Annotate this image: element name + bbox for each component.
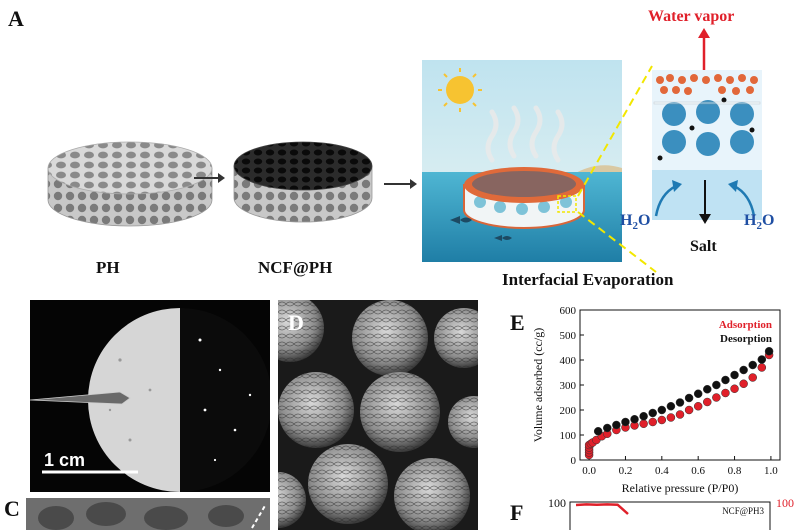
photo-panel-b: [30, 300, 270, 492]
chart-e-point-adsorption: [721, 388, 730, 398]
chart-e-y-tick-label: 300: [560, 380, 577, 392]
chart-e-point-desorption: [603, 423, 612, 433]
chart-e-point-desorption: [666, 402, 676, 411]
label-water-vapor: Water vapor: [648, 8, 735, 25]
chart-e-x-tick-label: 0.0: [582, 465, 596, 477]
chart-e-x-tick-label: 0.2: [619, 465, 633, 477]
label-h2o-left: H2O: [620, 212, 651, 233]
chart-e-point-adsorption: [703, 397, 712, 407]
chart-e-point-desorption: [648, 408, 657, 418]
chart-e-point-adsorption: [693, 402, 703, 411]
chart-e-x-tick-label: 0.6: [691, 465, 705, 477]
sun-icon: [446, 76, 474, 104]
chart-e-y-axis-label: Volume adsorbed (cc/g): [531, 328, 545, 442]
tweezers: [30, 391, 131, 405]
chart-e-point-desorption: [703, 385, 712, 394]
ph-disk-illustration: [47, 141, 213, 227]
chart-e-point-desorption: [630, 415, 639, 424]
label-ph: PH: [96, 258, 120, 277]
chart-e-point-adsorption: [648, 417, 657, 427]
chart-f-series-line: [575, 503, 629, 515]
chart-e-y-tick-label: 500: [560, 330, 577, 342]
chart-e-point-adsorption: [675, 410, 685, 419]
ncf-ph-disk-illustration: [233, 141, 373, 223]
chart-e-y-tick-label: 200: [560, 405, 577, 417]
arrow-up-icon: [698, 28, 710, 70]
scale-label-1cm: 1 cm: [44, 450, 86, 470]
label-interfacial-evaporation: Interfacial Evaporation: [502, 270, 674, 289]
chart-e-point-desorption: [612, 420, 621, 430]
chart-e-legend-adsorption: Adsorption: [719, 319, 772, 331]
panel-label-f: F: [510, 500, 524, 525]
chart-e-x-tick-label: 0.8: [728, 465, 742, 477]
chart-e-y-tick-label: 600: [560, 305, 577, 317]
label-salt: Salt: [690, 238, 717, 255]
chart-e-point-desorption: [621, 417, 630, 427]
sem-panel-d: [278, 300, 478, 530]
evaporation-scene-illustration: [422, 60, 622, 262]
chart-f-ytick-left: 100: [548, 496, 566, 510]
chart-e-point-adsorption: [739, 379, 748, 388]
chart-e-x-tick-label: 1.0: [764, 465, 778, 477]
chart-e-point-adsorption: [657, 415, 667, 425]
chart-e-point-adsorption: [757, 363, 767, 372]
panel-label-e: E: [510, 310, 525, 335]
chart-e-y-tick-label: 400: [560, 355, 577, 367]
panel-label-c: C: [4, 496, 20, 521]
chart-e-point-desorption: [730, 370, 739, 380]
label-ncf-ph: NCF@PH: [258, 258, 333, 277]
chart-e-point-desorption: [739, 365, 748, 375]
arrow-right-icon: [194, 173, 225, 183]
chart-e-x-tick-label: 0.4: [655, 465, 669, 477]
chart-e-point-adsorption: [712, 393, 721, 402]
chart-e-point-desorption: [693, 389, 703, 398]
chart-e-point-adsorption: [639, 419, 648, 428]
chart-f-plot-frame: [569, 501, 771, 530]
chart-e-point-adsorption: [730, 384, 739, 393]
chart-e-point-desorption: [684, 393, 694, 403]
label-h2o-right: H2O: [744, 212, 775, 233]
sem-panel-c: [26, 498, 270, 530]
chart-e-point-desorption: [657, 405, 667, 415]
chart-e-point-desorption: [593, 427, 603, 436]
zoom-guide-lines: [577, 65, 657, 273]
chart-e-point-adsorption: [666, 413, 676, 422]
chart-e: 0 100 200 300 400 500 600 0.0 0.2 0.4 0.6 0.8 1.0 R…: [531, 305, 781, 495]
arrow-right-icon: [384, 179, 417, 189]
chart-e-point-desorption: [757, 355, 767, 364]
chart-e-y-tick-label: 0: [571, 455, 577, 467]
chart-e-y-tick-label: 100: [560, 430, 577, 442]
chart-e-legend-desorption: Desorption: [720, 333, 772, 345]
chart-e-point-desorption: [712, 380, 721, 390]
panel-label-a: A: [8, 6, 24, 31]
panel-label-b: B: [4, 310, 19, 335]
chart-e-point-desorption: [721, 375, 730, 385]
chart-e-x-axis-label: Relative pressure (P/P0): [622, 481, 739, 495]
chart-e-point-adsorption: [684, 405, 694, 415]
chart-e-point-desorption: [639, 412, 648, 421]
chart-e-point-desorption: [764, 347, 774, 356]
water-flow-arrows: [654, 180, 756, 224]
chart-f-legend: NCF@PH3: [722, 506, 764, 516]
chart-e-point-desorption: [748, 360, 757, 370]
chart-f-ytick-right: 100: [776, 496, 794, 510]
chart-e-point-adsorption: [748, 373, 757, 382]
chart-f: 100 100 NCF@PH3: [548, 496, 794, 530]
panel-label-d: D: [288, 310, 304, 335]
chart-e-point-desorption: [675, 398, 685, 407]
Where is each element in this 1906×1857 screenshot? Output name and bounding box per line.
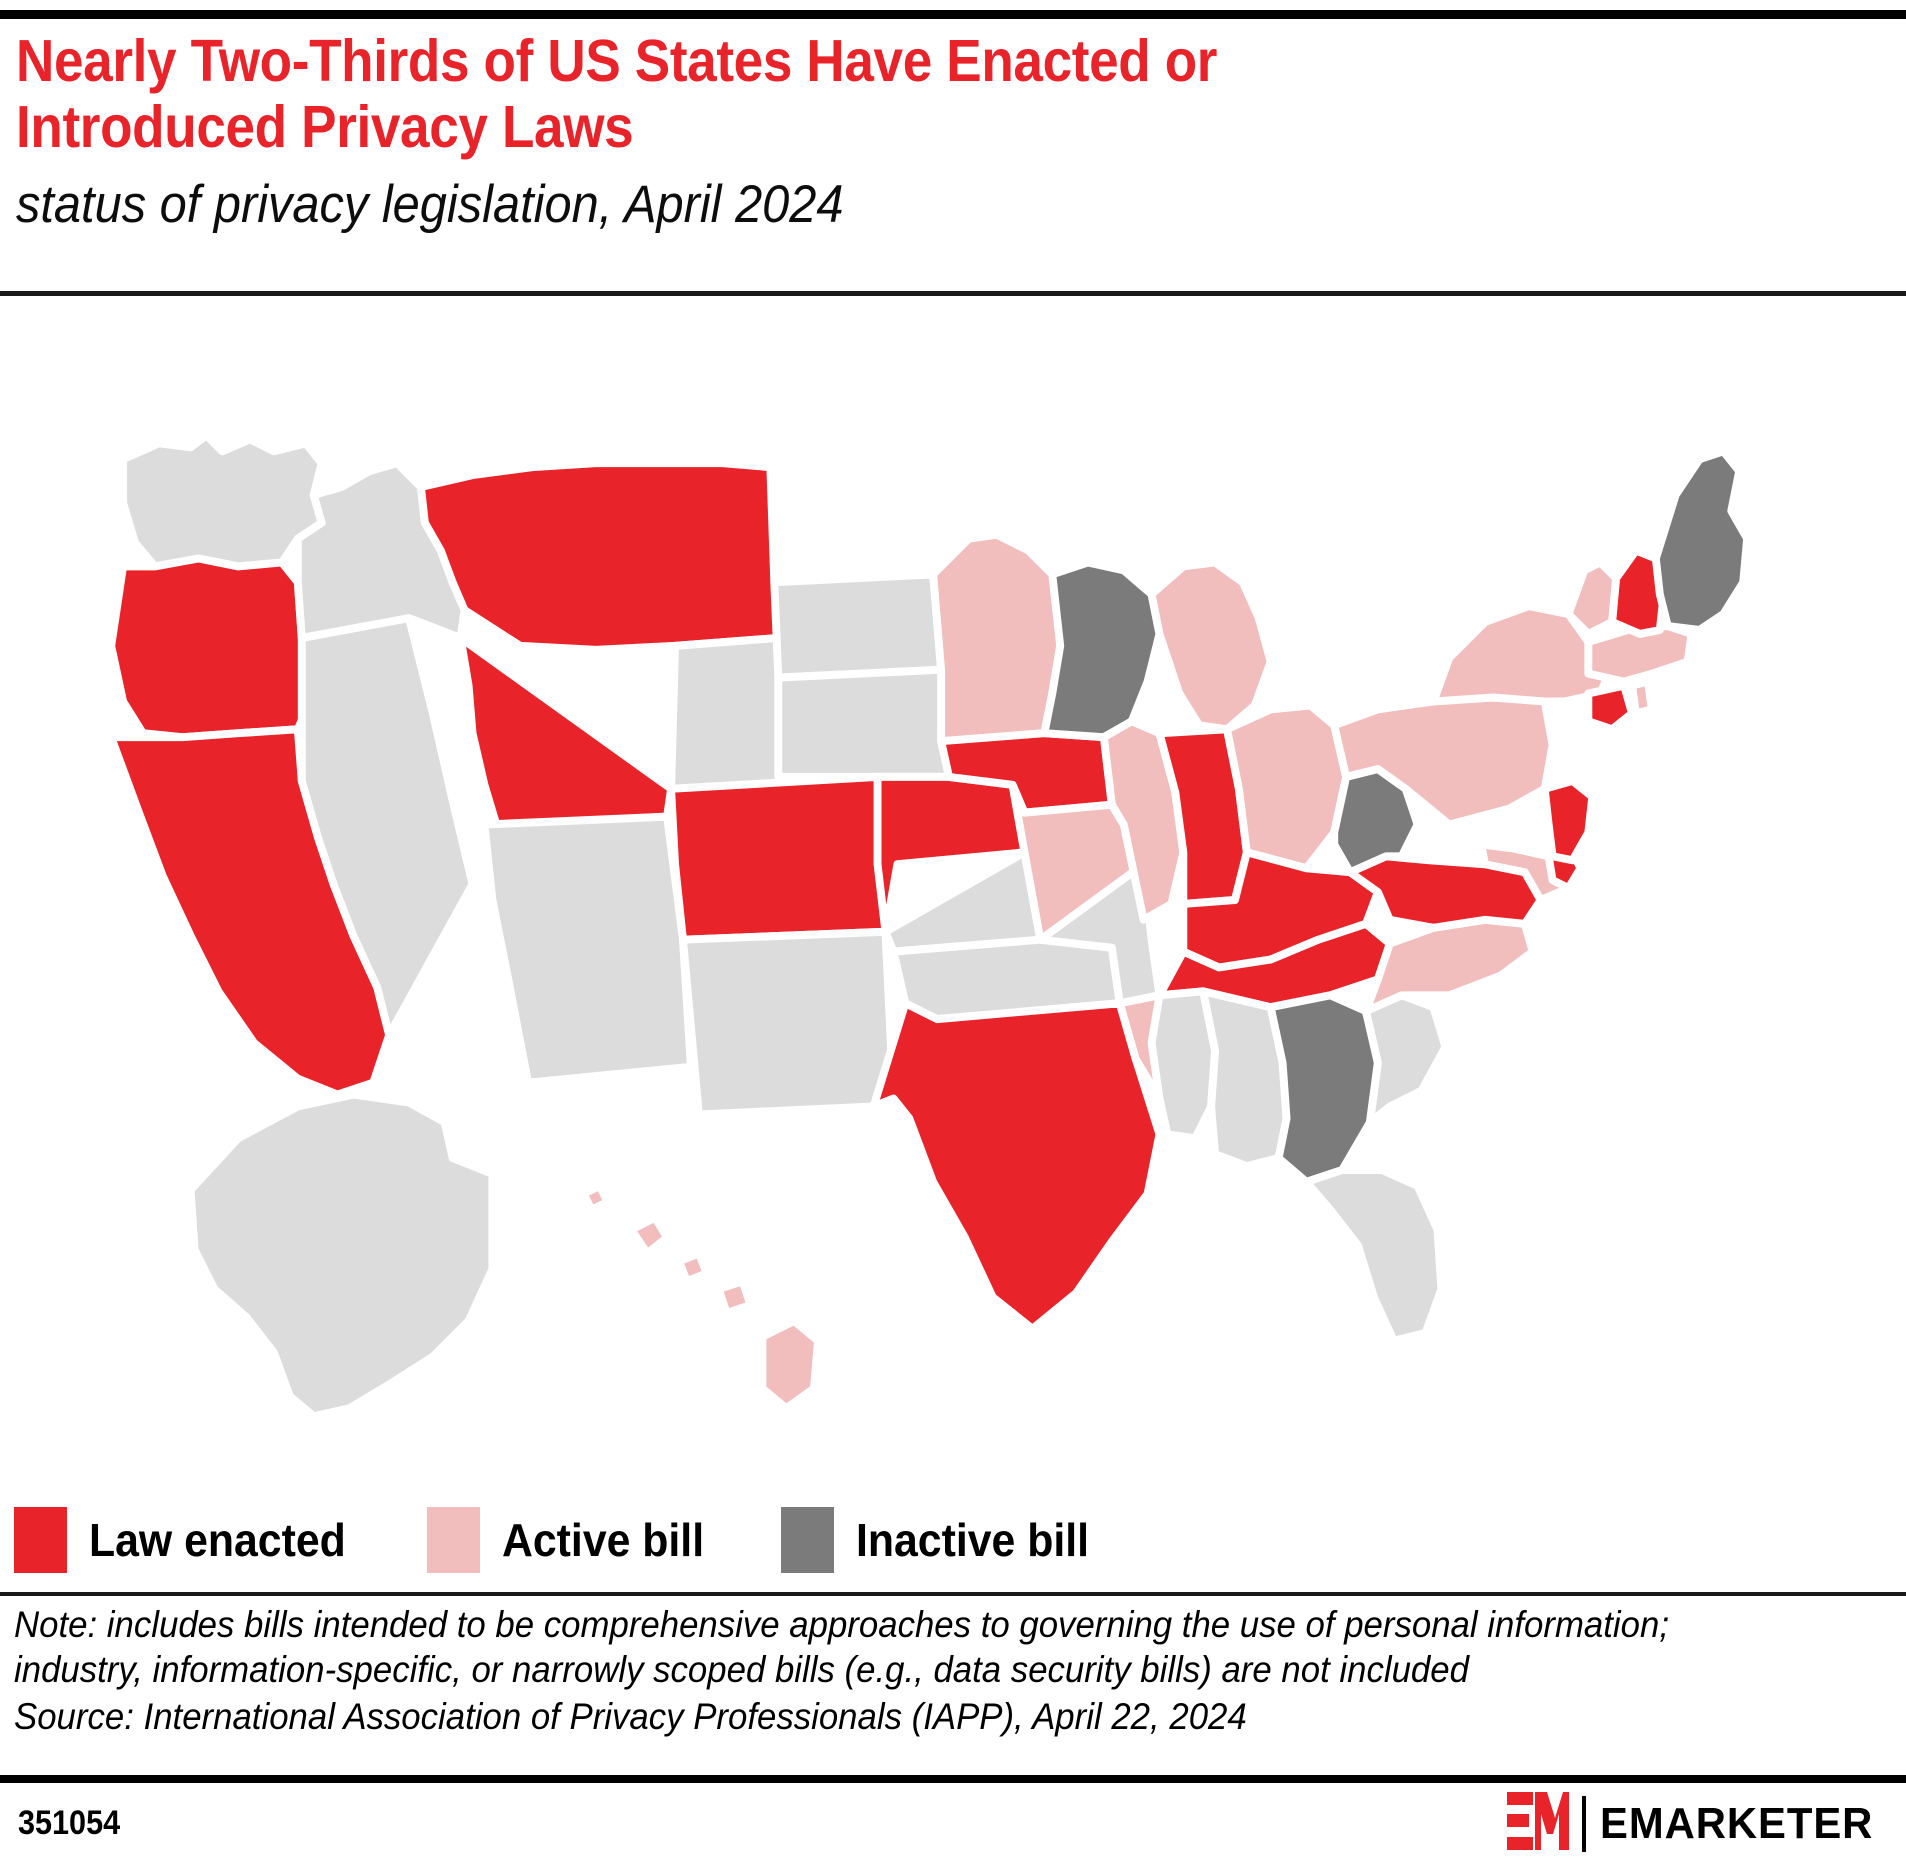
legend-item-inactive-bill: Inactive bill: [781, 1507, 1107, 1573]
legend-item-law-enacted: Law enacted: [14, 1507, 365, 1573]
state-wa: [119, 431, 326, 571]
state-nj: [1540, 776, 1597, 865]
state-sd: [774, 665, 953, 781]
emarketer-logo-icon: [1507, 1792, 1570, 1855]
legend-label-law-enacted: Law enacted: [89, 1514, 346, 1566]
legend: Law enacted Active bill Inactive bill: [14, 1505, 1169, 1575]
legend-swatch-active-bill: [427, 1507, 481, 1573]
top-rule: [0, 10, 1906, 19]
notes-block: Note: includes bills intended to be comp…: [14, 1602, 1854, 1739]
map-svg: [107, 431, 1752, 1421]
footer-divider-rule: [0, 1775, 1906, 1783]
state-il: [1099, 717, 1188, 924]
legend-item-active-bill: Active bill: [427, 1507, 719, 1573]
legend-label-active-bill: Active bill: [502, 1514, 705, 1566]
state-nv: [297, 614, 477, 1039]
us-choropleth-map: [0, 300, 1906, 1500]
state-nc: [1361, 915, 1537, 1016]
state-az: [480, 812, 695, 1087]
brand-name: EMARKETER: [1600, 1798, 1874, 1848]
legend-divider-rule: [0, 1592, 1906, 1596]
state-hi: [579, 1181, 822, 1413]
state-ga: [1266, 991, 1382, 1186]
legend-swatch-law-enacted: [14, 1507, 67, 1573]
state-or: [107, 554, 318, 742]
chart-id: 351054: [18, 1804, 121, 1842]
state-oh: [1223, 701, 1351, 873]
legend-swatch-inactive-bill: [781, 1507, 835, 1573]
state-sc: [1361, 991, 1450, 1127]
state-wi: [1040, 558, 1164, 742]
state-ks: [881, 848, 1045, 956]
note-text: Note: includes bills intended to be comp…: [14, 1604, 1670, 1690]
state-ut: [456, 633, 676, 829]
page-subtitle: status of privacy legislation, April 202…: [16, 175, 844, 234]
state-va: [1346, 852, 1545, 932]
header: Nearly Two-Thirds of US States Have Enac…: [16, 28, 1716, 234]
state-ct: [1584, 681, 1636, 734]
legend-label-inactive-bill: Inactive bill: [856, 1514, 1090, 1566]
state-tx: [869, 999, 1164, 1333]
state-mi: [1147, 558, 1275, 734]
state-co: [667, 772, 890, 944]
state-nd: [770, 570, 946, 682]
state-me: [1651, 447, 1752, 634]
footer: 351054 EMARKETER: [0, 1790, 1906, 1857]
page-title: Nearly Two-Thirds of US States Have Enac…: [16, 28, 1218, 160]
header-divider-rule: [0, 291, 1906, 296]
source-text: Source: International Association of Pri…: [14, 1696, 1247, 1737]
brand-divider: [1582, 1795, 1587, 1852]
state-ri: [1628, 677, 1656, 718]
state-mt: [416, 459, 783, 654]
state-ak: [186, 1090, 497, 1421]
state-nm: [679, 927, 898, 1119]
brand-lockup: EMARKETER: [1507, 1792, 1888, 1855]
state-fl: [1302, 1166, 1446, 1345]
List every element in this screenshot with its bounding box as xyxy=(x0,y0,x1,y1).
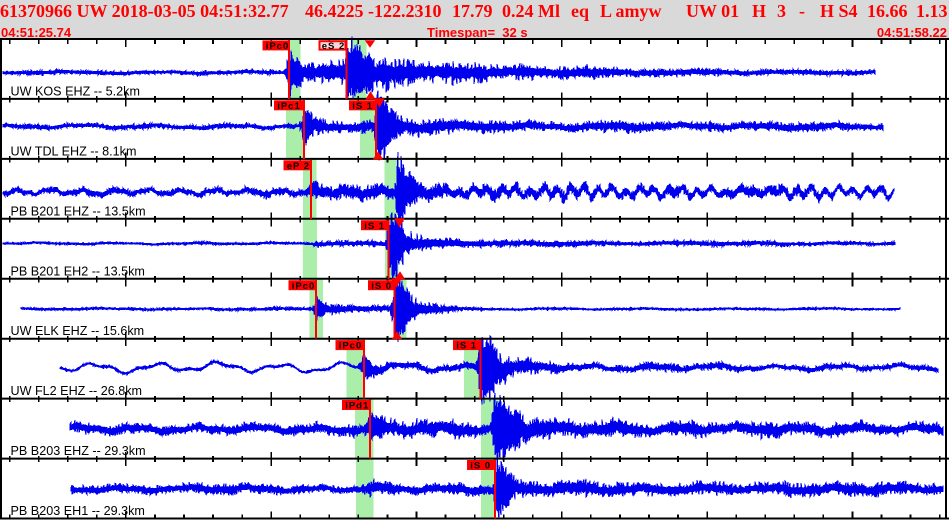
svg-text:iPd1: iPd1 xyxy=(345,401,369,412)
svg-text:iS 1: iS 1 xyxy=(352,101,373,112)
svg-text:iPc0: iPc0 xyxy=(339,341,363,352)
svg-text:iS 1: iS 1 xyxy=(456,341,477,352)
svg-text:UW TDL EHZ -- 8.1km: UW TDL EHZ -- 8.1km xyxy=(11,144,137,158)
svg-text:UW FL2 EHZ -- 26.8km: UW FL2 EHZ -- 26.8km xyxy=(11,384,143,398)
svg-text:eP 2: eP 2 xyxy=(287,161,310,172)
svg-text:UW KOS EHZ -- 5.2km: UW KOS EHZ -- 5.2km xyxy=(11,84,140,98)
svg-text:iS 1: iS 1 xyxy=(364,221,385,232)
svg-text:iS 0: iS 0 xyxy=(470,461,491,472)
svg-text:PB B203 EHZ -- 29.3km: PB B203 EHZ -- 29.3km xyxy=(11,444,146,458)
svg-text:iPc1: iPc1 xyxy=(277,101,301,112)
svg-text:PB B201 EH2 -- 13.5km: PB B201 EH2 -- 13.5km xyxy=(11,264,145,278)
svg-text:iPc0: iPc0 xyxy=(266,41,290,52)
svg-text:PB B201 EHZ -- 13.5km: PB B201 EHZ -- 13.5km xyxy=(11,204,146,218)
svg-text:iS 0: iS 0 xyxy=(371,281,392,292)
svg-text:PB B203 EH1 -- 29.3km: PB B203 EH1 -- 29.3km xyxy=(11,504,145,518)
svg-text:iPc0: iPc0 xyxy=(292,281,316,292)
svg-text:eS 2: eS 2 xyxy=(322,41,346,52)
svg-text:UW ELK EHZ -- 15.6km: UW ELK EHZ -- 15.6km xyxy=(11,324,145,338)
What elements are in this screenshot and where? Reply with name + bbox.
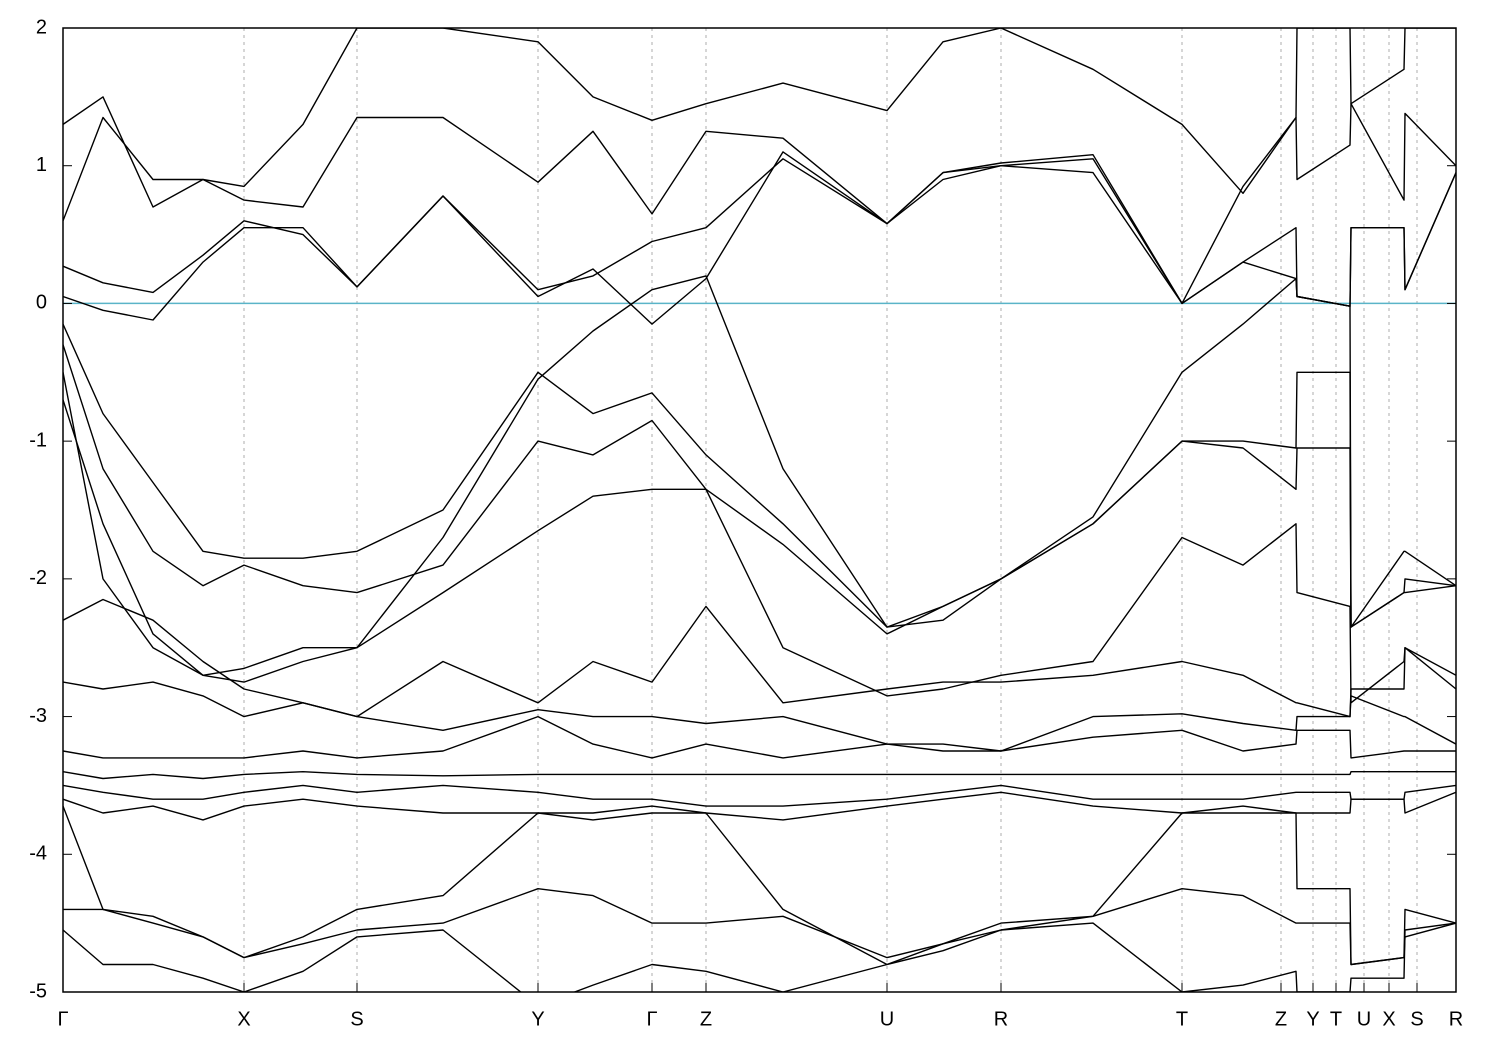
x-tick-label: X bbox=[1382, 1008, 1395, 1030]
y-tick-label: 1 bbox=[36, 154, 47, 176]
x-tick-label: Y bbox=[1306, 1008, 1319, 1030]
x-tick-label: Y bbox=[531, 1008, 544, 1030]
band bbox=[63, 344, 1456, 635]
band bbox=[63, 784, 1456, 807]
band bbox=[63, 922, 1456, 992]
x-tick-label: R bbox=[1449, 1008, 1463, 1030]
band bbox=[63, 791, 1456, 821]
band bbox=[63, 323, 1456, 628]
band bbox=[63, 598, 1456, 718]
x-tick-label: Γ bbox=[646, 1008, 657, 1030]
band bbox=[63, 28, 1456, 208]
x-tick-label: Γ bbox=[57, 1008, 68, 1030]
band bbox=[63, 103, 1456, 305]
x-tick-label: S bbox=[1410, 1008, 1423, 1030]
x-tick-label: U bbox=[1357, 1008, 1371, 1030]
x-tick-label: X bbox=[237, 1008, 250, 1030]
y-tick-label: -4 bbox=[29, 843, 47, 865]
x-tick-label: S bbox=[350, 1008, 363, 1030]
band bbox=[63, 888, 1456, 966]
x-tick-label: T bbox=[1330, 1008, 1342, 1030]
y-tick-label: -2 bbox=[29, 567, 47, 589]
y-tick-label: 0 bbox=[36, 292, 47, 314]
○ ○ ○ ○ ○ ○ ○
Can you express the lines above, from the line with "svg-text:iPd1: iPd1 xyxy=(345,401,369,412)" up to and including the line with "svg-text:iS 0: iS 0 xyxy=(470,461,491,472)", as a JSON list of strings with one string per line and any blank lines left out?

▸ Answer to this exercise:
[
  "svg-text:iPd1: iPd1 xyxy=(345,401,369,412)",
  "svg-text:iS 1: iS 1 xyxy=(352,101,373,112)",
  "svg-text:iPc0: iPc0 xyxy=(339,341,363,352)",
  "svg-text:iS 1: iS 1 xyxy=(456,341,477,352)",
  "svg-text:UW TDL EHZ -- 8.1km: UW TDL EHZ -- 8.1km xyxy=(11,144,137,158)",
  "svg-text:UW FL2 EHZ -- 26.8km: UW FL2 EHZ -- 26.8km xyxy=(11,384,143,398)",
  "svg-text:eP 2: eP 2 xyxy=(287,161,310,172)",
  "svg-text:UW KOS EHZ -- 5.2km: UW KOS EHZ -- 5.2km xyxy=(11,84,140,98)",
  "svg-text:iS 1: iS 1 xyxy=(364,221,385,232)",
  "svg-text:iS 0: iS 0 xyxy=(470,461,491,472)"
]